* [What is required] Scan the lines and state how many carry "time". Leave out everything but the number.

* [Exercise input]
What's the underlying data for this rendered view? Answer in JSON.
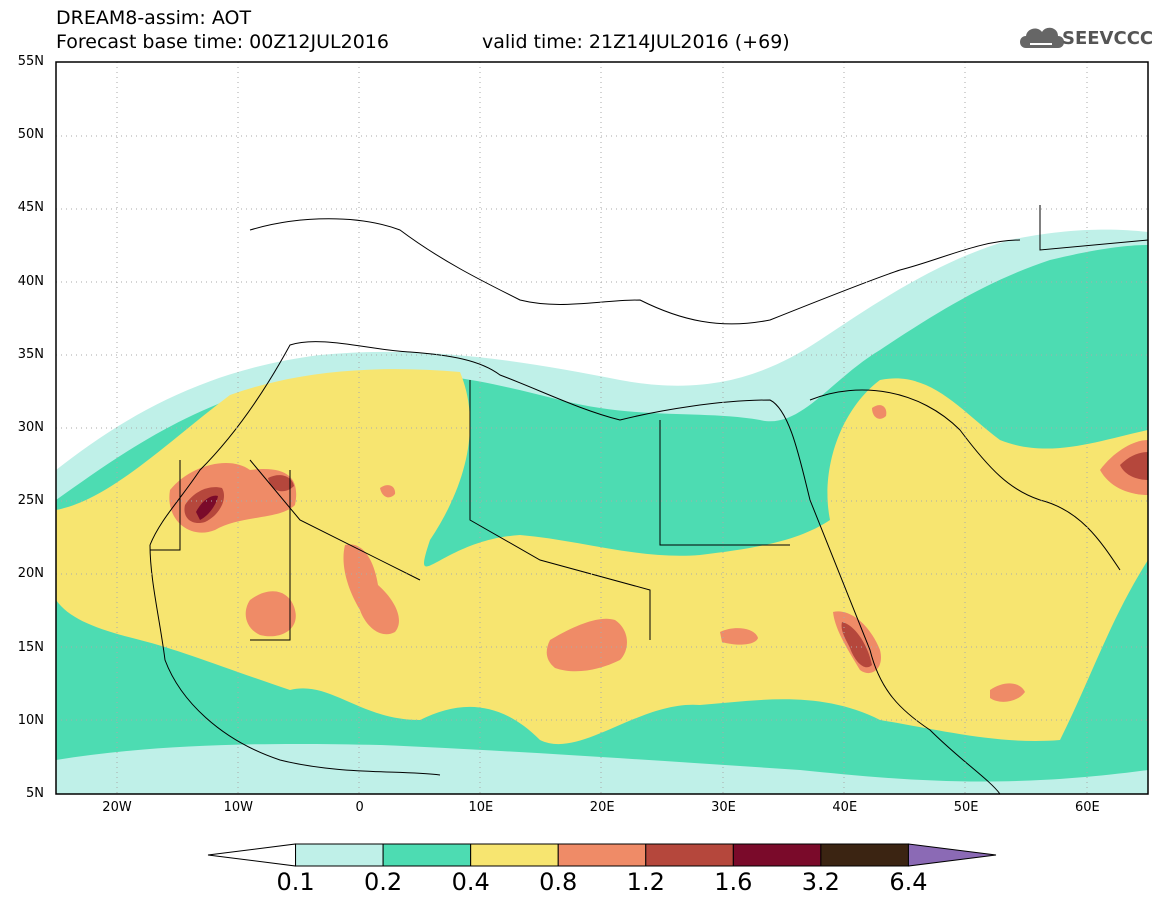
{
  "header": {
    "line1": "DREAM8-assim: AOT",
    "line2": "Forecast base time: 00Z12JUL2016",
    "valid": "valid time: 21Z14JUL2016 (+69)"
  },
  "logo": {
    "text": "SEEVCCC",
    "icon": "cloud-icon"
  },
  "map": {
    "lat_labels": [
      "55N",
      "50N",
      "45N",
      "40N",
      "35N",
      "30N",
      "25N",
      "20N",
      "15N",
      "10N",
      "5N"
    ],
    "lon_labels": [
      "20W",
      "10W",
      "0",
      "10E",
      "20E",
      "30E",
      "40E",
      "50E",
      "60E"
    ],
    "lat_range": [
      5,
      55
    ],
    "lon_range": [
      -25,
      65
    ],
    "grid": "dotted"
  },
  "colorbar": {
    "levels": [
      "0.1",
      "0.2",
      "0.4",
      "0.8",
      "1.2",
      "1.6",
      "3.2",
      "6.4"
    ],
    "colors": [
      "#ffffff",
      "#bff0e8",
      "#4ddcb2",
      "#f7e570",
      "#ef8b67",
      "#b5473c",
      "#7a0a2a",
      "#3b2412",
      "#8b6ab5"
    ]
  }
}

* [Written solution] 2